[START OF Extracted data]
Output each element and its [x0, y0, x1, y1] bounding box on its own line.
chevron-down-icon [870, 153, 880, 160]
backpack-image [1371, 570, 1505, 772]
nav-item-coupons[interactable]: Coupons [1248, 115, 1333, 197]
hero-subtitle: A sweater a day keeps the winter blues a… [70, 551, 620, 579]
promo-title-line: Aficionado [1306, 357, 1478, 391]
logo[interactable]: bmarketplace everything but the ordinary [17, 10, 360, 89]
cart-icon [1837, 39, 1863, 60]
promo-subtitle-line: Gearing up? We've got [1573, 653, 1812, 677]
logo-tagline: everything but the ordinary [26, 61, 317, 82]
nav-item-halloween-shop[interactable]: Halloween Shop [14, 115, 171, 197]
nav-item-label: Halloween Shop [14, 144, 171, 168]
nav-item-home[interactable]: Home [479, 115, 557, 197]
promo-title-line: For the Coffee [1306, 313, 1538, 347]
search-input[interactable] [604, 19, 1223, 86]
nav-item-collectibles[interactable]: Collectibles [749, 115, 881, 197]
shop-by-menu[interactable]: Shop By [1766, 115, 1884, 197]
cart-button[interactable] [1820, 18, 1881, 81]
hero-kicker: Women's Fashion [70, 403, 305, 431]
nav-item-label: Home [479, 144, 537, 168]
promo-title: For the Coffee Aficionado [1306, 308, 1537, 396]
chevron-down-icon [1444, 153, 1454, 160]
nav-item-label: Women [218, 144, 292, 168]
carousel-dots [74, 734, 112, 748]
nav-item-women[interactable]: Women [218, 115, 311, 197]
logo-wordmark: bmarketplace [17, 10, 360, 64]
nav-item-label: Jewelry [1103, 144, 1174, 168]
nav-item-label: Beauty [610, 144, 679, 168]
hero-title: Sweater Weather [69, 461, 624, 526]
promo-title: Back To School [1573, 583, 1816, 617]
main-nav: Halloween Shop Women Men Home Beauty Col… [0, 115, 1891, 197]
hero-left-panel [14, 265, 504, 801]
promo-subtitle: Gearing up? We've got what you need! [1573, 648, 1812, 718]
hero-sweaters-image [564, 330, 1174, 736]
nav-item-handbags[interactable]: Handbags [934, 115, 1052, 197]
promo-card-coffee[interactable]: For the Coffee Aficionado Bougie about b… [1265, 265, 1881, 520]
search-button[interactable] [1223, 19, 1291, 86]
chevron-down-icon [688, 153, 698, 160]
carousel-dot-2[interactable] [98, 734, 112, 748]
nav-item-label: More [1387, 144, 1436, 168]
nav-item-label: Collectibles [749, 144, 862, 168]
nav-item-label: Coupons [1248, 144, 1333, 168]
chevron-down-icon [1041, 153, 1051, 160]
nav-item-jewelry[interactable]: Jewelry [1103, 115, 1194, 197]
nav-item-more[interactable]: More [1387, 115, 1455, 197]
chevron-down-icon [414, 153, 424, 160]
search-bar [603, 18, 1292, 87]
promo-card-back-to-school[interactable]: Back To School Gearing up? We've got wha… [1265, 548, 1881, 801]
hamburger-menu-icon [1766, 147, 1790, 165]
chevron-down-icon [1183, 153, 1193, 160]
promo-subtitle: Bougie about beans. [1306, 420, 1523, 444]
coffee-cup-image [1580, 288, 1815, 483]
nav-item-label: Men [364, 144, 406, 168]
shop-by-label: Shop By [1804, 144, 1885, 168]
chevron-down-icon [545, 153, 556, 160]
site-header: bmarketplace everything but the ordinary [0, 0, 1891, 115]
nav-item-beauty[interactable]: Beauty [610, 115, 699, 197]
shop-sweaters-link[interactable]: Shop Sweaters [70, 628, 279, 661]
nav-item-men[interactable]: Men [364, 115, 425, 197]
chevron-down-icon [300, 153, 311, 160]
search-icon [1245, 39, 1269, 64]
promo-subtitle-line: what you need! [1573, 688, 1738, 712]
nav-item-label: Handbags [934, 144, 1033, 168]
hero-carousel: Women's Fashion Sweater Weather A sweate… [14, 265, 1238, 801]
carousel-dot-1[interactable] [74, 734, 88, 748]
[END OF Extracted data]
_The problem_:
Which lines of the records contain the string "about"? List each of them in full.

_Answer below_:
promo-card-coffee[interactable]: For the Coffee Aficionado Bougie about b… [1265, 265, 1881, 520]
promo-subtitle: Bougie about beans. [1306, 420, 1523, 444]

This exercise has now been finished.